Set down the material once more, exactly as it appears.

(Records from a data collection)
##############################
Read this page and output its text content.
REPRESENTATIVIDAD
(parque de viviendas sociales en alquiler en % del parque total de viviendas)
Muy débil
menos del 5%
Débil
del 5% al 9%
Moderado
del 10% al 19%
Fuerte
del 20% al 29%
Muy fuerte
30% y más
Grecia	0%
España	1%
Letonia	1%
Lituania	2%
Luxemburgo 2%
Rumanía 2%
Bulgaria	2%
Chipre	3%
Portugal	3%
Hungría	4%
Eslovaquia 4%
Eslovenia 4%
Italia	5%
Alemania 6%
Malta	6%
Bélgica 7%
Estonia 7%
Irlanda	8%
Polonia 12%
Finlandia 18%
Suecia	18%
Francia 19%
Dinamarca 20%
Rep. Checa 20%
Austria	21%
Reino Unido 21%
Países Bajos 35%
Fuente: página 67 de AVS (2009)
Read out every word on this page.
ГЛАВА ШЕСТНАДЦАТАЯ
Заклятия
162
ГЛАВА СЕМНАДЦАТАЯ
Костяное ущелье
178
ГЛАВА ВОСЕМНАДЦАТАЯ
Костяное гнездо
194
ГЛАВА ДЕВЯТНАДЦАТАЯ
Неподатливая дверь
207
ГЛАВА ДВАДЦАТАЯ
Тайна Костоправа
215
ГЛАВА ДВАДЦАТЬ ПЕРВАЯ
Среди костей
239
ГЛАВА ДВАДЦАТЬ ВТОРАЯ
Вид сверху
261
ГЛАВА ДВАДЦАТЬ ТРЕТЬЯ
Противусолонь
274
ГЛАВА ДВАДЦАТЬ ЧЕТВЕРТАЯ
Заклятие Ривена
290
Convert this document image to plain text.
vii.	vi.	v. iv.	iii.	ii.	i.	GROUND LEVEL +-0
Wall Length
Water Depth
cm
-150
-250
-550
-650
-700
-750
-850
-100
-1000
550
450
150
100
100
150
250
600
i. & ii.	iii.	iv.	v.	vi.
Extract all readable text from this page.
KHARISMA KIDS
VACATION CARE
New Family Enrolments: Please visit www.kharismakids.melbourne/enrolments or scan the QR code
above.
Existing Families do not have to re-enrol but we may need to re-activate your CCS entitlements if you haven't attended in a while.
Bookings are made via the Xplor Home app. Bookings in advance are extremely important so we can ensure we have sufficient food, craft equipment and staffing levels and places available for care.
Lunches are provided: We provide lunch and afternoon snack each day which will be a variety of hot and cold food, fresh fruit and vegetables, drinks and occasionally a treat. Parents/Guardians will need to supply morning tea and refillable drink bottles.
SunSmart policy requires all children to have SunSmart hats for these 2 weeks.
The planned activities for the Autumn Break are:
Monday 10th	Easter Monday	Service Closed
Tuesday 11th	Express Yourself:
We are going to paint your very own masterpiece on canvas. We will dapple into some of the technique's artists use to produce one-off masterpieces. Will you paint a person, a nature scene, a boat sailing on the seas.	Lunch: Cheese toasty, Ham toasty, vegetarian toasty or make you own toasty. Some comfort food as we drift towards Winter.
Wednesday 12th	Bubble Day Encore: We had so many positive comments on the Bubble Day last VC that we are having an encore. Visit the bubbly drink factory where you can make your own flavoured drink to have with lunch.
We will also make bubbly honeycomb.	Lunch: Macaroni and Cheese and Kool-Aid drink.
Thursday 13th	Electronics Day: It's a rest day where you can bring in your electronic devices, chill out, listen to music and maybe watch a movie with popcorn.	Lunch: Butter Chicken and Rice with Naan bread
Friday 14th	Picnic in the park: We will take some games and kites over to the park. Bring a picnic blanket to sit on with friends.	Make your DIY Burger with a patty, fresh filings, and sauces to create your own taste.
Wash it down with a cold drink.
##############################
▶ _Final result_:
Read this page and output its text content.
REPRESENTATIVIDAD
(parque de viviendas sociales en alquiler en % del parque total de viviendas)
Muy débil
menos del 5%
Débil
del 5% al 9%
Moderado
del 10% al 19%
Fuerte
del 20% al 29%
Muy fuerte
30% y más
Grecia	0%
España	1%
Letonia	1%
Lituania	2%
Luxemburgo 2%
Rumanía 2%
Bulgaria	2%
Chipre	3%
Portugal	3%
Hungría	4%
Eslovaquia 4%
Eslovenia 4%
Italia	5%
Alemania 6%
Malta	6%
Bélgica 7%
Estonia 7%
Irlanda	8%
Polonia 12%
Finlandia 18%
Suecia	18%
Francia 19%
Dinamarca 20%
Rep. Checa 20%
Austria	21%
Reino Unido 21%
Países Bajos 35%
Fuente: página 67 de AVS (2009)
Read out every word on this page.
ГЛАВА ШЕСТНАДЦАТАЯ
Заклятия
162
ГЛАВА СЕМНАДЦАТАЯ
Костяное ущелье
178
ГЛАВА ВОСЕМНАДЦАТАЯ
Костяное гнездо
194
ГЛАВА ДЕВЯТНАДЦАТАЯ
Неподатливая дверь
207
ГЛАВА ДВАДЦАТАЯ
Тайна Костоправа
215
ГЛАВА ДВАДЦАТЬ ПЕРВАЯ
Среди костей
239
ГЛАВА ДВАДЦАТЬ ВТОРАЯ
Вид сверху
261
ГЛАВА ДВАДЦАТЬ ТРЕТЬЯ
Противусолонь
274
ГЛАВА ДВАДЦАТЬ ЧЕТВЕРТАЯ
Заклятие Ривена
290
Convert this document image to plain text.
vii.	vi.	v. iv.	iii.	ii.	i.	GROUND LEVEL +-0
Wall Length
Water Depth
cm
-150
-250
-550
-650
-700
-750
-850
-100
-1000
550
450
150
100
100
150
250
600
i. & ii.	iii.	iv.	v.	vi.
Extract all readable text from this page.
KHARISMA KIDS
VACATION CARE
New Family Enrolments: Please visit www.kharismakids.melbourne/enrolments or scan the QR code
above.
Existing Families do not have to re-enrol but we may need to re-activate your CCS entitlements if you haven't attended in a while.
Bookings are made via the Xplor Home app. Bookings in advance are extremely important so we can ensure we have sufficient food, craft equipment and staffing levels and places available for care.
Lunches are provided: We provide lunch and afternoon snack each day which will be a variety of hot and cold food, fresh fruit and vegetables, drinks and occasionally a treat. Parents/Guardians will need to supply morning tea and refillable drink bottles.
SunSmart policy requires all children to have SunSmart hats for these 2 weeks.
The planned activities for the Autumn Break are:
Monday 10th	Easter Monday	Service Closed
Tuesday 11th	Express Yourself:
We are going to paint your very own masterpiece on canvas. We will dapple into some of the technique's artists use to produce one-off masterpieces. Will you paint a person, a nature scene, a boat sailing on the seas.	Lunch: Cheese toasty, Ham toasty, vegetarian toasty or make you own toasty. Some comfort food as we drift towards Winter.
Wednesday 12th	Bubble Day Encore: We had so many positive comments on the Bubble Day last VC that we are having an encore. Visit the bubbly drink factory where you can make your own flavoured drink to have with lunch.
We will also make bubbly honeycomb.	Lunch: Macaroni and Cheese and Kool-Aid drink.
Thursday 13th	Electronics Day: It's a rest day where you can bring in your electronic devices, chill out, listen to music and maybe watch a movie with popcorn.	Lunch: Butter Chicken and Rice with Naan bread
Friday 14th	Picnic in the park: We will take some games and kites over to the park. Bring a picnic blanket to sit on with friends.	Make your DIY Burger with a patty, fresh filings, and sauces to create your own taste.
Wash it down with a cold drink.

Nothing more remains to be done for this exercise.